WASasquatch / PPF_Noise_ComfyUI

Perlin Power Fractal Noisey Latents for ComfyUI
MIT License
23 stars 2 forks source link

The exponent isn't used by default...? #3

Open tommyettinger opened 1 year ago

tommyettinger commented 1 year ago

Am I reading this right? The amplitude starts at 1.0, and is repeatedly multiplied by persistence. The default persistence is 1.0, which means amplitude stays at 1.0 through all those multiplications. When noise is generated per-channel with

                    noise_value_r = noise(nx + X, ny + Y, nz + Z, p) * amplitude ** exponent

The operator precedence in Python raises amplitude to the power of exponent first, and only then is that result multiplied by the noise() call. Because by default, amplitude stays at 1.0, and 1.0 to any non-NaN power is 1.0, the exponent is simply ignored unless persistence has been set to something other than 1.0 .

I am guessing this is not the intended behavior. Without exponentiation involved, I would think this isn't actually different from Perlin noise with Fractal Brownian Motion (the most common way I've seen Perlin noise), and I'd suggest changing the default persistence so this does something more-or-less novel by default.

- - -

Your tasks:
1) In the issue, what is the default value of persistence?
2) Reproduce the part of the issue that begins at the words "I am guessing" and stops after "novel by default.", swapping "intended behavior" for "expected behavior".

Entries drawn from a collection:
- - -

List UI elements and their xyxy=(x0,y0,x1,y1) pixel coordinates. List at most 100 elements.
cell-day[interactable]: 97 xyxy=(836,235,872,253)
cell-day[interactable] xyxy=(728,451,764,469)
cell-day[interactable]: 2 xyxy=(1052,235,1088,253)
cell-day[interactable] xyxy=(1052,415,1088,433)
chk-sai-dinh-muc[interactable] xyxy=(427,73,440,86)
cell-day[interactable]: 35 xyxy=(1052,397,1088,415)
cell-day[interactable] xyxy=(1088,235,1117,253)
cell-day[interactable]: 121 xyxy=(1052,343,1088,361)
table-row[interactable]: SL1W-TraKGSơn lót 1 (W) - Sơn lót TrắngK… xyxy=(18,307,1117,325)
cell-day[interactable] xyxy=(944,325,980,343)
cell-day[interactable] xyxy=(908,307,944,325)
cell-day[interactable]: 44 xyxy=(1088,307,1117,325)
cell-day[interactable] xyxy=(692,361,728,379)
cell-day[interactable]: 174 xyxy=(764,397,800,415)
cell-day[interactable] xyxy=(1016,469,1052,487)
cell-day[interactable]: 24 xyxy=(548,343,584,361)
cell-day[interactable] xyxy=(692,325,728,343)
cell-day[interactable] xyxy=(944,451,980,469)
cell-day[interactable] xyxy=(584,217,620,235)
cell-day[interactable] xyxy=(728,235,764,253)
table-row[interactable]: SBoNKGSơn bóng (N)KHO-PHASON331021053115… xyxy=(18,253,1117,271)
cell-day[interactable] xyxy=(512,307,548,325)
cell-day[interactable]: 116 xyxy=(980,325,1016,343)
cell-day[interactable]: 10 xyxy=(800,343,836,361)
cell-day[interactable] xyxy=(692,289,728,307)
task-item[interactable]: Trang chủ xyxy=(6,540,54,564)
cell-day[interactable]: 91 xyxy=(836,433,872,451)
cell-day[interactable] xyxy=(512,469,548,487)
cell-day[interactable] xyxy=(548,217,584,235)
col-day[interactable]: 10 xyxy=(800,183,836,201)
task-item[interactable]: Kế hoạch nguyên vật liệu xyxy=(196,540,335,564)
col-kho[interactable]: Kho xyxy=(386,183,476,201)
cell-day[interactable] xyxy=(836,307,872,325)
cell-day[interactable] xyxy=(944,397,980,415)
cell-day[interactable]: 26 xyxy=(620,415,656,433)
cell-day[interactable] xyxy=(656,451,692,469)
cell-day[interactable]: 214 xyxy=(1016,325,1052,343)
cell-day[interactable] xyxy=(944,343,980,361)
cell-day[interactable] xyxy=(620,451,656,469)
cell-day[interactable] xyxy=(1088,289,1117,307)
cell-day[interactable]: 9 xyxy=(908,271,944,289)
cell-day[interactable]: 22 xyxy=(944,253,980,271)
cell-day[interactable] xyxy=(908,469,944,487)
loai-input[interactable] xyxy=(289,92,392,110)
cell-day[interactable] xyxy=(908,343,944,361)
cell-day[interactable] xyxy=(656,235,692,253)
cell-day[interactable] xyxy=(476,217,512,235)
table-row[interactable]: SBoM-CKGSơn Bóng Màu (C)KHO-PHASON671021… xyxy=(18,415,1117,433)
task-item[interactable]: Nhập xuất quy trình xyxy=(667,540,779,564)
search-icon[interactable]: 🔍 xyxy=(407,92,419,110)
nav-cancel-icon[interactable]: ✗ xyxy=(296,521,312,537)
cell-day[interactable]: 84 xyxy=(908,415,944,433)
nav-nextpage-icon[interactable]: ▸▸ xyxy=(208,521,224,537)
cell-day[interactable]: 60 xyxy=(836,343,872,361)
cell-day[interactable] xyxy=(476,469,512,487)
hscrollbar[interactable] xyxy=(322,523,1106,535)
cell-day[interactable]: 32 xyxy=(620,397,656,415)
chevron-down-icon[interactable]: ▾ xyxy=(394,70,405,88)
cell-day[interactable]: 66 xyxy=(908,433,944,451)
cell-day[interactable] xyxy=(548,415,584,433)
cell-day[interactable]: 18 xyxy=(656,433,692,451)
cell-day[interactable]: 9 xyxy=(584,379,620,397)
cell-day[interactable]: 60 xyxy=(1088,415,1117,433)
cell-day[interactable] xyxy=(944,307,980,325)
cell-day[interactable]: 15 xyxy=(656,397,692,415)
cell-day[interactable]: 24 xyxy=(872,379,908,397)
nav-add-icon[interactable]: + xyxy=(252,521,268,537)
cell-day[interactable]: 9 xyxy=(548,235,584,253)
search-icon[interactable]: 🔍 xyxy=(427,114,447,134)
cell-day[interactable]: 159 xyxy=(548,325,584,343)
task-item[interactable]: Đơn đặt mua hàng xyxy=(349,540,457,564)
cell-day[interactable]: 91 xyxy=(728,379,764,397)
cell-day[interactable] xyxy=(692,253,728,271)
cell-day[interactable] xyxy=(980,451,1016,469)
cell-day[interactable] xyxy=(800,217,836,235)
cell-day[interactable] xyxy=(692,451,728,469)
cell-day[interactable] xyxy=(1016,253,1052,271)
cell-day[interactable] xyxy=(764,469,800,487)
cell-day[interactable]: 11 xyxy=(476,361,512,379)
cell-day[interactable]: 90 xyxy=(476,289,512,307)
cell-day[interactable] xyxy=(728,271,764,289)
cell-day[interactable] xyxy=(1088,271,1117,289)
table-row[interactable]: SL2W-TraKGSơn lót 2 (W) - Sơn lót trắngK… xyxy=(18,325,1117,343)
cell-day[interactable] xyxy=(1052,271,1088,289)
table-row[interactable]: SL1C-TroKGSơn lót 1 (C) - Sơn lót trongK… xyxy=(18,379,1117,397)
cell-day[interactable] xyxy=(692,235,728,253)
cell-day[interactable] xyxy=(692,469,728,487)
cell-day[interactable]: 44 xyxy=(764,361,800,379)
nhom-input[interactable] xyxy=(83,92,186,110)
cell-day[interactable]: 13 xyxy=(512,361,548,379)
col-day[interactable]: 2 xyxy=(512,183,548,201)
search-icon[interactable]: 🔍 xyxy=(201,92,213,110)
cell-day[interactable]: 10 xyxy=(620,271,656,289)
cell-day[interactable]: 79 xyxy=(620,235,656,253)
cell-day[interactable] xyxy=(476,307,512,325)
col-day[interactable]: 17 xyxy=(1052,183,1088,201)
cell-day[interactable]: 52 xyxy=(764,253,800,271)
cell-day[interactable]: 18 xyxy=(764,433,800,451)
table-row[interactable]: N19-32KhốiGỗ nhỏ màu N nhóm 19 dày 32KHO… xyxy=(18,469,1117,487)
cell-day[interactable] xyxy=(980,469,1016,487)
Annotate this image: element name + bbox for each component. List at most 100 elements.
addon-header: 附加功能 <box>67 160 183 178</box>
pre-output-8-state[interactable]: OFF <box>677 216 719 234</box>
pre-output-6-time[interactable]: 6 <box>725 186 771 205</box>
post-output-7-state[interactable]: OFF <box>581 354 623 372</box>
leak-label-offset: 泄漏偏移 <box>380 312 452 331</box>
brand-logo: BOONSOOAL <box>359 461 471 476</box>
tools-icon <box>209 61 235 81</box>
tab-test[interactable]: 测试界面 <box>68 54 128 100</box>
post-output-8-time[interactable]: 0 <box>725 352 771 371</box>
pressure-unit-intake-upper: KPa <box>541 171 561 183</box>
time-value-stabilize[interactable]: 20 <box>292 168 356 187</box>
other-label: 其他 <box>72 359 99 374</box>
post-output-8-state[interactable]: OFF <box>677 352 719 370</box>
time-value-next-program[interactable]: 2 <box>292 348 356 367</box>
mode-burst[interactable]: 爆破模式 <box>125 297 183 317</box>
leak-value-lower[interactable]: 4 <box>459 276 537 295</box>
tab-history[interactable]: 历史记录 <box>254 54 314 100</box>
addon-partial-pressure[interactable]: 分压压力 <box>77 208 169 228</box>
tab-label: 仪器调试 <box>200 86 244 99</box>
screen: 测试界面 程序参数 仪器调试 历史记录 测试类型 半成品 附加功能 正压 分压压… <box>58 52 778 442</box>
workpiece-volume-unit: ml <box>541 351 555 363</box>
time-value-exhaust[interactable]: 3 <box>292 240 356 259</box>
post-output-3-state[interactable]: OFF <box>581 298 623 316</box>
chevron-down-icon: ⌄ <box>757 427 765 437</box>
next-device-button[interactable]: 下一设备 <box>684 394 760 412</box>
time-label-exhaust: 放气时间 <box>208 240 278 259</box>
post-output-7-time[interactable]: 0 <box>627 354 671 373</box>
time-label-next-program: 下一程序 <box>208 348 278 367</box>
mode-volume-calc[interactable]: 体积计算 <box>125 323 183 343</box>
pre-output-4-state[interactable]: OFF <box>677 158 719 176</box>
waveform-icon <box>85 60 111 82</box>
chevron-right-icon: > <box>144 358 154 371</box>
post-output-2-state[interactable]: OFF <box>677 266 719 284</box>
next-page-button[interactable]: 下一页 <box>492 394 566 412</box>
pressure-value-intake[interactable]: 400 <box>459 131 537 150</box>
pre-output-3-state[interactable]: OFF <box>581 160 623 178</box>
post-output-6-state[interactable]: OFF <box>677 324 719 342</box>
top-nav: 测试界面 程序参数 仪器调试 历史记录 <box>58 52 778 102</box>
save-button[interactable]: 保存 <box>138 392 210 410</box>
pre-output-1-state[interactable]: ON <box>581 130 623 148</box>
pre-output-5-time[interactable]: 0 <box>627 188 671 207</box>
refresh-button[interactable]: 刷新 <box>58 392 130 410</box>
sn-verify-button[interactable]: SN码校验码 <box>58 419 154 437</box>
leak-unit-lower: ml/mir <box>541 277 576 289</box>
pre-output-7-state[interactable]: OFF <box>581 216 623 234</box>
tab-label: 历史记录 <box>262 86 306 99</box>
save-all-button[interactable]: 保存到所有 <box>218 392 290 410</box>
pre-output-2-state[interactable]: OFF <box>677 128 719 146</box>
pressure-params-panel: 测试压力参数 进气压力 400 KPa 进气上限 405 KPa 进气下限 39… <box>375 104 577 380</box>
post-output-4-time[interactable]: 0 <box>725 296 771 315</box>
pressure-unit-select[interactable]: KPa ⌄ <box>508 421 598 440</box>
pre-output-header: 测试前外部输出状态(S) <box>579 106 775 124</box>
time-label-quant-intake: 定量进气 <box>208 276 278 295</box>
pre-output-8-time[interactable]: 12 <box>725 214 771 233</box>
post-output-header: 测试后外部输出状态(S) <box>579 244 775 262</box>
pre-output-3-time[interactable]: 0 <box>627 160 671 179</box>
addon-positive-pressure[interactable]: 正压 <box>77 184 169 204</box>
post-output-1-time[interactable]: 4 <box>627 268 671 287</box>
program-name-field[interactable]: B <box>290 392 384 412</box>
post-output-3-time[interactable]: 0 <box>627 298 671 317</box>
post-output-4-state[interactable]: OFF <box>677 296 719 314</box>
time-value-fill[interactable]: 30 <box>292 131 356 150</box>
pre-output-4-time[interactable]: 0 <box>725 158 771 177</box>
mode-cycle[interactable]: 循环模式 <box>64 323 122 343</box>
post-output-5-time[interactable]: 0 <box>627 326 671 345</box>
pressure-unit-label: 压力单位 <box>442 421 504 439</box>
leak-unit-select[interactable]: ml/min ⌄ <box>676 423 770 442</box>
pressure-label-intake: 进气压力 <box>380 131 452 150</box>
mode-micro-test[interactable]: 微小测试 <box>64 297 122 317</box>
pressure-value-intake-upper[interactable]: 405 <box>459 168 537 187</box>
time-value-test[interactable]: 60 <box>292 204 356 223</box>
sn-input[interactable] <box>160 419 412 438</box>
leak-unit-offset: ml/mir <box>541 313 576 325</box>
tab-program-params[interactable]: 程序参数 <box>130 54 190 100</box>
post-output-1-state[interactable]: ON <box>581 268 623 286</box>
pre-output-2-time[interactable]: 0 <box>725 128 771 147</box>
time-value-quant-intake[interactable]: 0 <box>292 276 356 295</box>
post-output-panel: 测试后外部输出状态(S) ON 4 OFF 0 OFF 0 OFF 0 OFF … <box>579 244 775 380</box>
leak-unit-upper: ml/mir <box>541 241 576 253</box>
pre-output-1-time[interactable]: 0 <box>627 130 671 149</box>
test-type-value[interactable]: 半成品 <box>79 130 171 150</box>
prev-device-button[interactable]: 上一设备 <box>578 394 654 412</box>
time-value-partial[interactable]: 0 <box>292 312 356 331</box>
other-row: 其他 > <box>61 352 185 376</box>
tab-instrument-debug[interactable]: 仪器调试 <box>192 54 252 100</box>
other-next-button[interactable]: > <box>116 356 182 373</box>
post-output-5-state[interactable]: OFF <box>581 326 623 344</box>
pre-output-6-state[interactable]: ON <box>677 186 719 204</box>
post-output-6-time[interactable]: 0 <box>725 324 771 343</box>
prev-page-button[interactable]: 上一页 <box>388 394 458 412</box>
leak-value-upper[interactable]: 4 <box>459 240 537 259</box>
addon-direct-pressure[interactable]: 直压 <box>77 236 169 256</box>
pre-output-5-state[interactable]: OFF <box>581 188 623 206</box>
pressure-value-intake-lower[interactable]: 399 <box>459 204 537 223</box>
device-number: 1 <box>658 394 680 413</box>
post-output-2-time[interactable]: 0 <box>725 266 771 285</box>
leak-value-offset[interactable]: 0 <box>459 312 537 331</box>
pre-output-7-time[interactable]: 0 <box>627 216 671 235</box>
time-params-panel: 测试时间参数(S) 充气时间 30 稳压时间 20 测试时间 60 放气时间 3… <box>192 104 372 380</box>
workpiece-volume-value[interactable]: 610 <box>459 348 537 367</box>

- - -

Expected results:
1) 1.0

2)
I am guessing this is not the expected behavior. Without exponentiation involved, I would think this isn't actually different from Perlin noise with Fractal Brownian Motion (the most common way I've seen Perlin noise), and I'd suggest changing the default persistence so this does something more-or-less novel by default.